Stored entries
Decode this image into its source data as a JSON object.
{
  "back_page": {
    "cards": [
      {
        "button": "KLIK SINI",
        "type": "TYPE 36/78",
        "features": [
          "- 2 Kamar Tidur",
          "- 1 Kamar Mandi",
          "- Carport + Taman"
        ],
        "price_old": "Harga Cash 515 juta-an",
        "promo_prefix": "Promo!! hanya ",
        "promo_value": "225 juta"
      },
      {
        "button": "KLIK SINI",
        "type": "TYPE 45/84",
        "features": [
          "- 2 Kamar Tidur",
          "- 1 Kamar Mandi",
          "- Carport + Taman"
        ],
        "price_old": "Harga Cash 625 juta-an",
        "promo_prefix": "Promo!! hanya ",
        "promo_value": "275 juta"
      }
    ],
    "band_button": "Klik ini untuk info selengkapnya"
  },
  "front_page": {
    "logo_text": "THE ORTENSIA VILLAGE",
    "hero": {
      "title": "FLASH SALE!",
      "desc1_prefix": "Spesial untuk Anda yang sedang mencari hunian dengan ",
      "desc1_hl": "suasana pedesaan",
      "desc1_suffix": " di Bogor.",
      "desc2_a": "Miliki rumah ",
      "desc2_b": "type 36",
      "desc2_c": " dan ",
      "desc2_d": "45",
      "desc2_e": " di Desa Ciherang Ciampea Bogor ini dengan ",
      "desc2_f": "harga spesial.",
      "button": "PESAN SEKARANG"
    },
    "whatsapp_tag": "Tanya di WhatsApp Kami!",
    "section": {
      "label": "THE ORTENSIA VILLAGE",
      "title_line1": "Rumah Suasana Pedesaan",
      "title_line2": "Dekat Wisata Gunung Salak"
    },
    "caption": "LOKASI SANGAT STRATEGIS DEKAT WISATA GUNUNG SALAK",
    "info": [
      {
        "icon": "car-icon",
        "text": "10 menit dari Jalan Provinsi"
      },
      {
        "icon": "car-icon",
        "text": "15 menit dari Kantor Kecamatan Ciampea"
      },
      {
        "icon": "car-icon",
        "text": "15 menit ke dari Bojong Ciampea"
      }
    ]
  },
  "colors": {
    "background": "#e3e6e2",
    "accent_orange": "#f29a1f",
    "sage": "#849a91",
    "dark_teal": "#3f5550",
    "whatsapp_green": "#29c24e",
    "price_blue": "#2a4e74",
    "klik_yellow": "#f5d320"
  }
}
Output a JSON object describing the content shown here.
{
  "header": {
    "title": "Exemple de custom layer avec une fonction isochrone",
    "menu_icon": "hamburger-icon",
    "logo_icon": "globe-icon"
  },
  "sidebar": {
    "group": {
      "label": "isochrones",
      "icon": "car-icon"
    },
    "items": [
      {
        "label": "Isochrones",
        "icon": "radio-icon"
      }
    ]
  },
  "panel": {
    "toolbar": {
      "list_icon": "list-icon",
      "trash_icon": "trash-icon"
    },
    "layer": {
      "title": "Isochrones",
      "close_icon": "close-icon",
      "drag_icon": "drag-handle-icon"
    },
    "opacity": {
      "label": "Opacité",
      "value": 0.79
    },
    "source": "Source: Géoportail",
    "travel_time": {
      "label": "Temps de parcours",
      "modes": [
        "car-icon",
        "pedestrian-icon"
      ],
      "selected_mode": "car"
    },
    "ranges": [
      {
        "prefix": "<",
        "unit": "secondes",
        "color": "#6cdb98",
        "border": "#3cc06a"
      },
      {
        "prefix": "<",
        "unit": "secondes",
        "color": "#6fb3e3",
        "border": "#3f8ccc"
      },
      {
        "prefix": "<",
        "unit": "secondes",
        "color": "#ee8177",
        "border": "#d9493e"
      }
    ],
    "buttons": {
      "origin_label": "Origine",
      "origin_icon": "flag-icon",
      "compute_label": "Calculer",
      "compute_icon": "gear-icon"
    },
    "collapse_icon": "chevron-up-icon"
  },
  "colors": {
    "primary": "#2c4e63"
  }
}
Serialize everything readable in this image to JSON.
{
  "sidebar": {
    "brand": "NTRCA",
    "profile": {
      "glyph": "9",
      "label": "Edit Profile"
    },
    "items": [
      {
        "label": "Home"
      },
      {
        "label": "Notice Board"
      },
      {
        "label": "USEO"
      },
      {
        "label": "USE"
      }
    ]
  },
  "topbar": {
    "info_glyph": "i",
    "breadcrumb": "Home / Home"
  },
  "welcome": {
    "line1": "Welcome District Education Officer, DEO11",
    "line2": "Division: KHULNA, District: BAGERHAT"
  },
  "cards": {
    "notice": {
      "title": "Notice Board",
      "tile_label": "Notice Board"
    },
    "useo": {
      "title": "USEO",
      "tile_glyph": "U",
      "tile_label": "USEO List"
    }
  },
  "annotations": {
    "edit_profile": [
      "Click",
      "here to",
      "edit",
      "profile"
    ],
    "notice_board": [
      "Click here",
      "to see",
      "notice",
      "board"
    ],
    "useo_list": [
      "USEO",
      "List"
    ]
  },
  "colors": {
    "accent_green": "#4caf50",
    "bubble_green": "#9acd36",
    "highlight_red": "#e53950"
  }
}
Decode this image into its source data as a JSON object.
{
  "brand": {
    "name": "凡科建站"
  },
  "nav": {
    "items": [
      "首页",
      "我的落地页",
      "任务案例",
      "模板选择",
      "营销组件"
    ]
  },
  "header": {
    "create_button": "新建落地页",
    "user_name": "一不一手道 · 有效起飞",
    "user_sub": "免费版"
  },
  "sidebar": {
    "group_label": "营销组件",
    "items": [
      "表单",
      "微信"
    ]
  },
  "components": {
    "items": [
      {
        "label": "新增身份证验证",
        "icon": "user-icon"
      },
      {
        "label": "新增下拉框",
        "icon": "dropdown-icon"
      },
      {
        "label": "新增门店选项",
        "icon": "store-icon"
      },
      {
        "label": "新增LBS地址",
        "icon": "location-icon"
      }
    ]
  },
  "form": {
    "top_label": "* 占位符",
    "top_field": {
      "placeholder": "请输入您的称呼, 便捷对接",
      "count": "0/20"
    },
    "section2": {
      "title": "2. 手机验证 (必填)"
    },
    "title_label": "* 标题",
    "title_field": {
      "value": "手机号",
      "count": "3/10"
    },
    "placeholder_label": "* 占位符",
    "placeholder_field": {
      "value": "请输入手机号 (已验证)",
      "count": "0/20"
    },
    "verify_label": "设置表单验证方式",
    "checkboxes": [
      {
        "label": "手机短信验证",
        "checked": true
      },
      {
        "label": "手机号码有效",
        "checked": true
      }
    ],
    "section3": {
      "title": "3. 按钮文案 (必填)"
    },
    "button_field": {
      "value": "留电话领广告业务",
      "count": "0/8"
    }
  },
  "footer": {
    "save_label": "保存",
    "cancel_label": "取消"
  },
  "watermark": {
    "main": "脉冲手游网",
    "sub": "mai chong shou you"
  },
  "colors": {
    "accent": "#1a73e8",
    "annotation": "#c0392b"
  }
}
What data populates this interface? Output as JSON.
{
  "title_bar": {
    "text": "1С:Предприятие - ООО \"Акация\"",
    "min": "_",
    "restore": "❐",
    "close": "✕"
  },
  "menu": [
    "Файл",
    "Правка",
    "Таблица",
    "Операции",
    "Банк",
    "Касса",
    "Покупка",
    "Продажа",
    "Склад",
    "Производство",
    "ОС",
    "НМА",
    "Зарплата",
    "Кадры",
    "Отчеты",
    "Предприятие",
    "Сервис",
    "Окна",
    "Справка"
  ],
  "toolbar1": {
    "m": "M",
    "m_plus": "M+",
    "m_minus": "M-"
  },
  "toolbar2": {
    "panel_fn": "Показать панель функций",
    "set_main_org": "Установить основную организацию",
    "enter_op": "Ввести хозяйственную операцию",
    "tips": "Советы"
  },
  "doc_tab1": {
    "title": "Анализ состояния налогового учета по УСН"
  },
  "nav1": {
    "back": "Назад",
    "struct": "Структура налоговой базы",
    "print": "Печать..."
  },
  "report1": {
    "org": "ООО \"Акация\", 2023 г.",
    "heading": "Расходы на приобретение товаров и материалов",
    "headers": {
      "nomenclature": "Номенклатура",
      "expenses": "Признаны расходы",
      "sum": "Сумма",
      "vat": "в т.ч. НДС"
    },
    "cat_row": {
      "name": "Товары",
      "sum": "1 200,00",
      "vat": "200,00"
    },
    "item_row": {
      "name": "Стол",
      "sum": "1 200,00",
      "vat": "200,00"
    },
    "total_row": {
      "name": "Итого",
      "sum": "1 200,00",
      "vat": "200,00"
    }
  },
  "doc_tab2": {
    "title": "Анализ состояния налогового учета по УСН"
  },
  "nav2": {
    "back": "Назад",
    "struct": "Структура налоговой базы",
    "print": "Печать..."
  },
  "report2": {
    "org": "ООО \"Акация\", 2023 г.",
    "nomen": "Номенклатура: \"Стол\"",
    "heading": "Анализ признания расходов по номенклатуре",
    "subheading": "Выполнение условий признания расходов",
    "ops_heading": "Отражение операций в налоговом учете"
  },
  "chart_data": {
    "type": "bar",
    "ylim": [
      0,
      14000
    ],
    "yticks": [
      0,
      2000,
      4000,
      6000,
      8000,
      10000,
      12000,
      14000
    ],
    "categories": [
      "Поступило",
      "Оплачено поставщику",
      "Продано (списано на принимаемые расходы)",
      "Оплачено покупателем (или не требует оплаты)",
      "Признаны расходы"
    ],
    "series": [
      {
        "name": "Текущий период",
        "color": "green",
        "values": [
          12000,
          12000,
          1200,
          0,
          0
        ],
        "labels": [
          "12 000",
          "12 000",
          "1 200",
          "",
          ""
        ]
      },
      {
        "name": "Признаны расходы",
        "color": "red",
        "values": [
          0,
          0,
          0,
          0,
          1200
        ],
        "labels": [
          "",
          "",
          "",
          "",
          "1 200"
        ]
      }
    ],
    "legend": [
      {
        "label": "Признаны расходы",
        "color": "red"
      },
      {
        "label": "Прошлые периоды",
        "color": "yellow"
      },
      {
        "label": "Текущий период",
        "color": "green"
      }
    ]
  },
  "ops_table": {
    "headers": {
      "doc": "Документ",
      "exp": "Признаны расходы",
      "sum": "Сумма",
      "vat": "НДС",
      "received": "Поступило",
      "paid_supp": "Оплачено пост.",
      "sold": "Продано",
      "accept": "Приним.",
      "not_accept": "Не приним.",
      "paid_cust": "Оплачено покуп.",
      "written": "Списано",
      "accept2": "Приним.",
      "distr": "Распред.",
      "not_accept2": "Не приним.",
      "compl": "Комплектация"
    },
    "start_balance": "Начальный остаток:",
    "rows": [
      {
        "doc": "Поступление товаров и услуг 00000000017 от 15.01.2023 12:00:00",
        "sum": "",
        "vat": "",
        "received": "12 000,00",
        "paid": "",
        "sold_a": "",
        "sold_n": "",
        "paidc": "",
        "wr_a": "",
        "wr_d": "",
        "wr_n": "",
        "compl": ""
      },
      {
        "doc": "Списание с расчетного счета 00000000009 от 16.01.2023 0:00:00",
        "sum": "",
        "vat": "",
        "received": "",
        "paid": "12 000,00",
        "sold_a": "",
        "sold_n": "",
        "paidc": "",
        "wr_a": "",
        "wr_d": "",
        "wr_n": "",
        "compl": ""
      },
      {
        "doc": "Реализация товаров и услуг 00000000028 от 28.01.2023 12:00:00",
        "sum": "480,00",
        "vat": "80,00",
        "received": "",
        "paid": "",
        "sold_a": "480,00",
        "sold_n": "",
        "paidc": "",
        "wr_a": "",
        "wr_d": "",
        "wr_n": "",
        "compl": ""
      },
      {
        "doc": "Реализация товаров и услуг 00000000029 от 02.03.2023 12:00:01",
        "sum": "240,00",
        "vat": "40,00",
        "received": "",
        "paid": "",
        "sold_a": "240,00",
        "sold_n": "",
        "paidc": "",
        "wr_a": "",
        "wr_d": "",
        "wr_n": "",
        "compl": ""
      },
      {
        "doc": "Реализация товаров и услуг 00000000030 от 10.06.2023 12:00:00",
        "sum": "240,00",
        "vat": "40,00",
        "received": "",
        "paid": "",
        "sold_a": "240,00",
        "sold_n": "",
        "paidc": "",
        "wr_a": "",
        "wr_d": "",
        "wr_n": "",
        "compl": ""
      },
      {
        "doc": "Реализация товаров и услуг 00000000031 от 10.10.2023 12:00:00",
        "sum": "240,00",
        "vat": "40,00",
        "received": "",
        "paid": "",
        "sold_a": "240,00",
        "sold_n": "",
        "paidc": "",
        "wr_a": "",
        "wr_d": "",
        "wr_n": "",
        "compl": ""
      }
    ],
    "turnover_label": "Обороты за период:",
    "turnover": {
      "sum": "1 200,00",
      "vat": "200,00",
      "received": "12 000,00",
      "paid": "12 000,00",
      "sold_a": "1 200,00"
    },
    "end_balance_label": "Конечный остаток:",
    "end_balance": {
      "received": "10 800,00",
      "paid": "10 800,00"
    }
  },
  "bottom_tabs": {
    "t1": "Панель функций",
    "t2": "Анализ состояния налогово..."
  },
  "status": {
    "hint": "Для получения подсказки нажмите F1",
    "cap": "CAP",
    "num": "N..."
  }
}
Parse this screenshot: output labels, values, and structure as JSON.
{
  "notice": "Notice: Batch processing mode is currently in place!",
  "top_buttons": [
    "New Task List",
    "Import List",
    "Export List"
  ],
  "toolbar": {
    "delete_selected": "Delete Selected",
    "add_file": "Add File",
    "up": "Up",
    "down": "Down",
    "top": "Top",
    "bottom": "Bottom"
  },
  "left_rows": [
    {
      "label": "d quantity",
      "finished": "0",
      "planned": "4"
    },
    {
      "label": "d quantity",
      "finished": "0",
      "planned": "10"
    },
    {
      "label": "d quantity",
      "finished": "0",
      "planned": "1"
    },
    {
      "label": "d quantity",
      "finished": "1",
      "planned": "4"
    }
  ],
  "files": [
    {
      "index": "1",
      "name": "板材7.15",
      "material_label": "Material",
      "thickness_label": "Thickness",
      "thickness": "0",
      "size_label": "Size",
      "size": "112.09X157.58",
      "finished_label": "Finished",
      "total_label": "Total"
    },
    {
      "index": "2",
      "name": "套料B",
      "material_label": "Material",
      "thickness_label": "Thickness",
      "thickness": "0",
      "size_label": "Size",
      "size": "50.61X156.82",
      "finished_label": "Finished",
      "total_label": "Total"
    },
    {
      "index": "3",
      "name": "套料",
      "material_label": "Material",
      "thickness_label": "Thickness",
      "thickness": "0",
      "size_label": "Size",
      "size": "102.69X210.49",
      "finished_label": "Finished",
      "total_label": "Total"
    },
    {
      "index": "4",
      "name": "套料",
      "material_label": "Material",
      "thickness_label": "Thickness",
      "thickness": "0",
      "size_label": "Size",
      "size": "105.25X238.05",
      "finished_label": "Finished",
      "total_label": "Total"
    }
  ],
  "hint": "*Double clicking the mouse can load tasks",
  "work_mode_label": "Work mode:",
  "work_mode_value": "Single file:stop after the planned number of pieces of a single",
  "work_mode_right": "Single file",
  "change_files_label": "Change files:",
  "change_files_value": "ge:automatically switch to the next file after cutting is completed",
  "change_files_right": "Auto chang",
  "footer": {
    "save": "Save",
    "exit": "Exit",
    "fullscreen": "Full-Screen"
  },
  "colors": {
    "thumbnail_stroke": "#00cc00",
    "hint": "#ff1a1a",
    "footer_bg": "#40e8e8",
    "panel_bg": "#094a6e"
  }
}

**Written task:** Read through the entries and copy every line that includes "border".

**Reply to the task:**
        "border": "#3cc06a"
        "border": "#3f8ccc"
        "border": "#d9493e"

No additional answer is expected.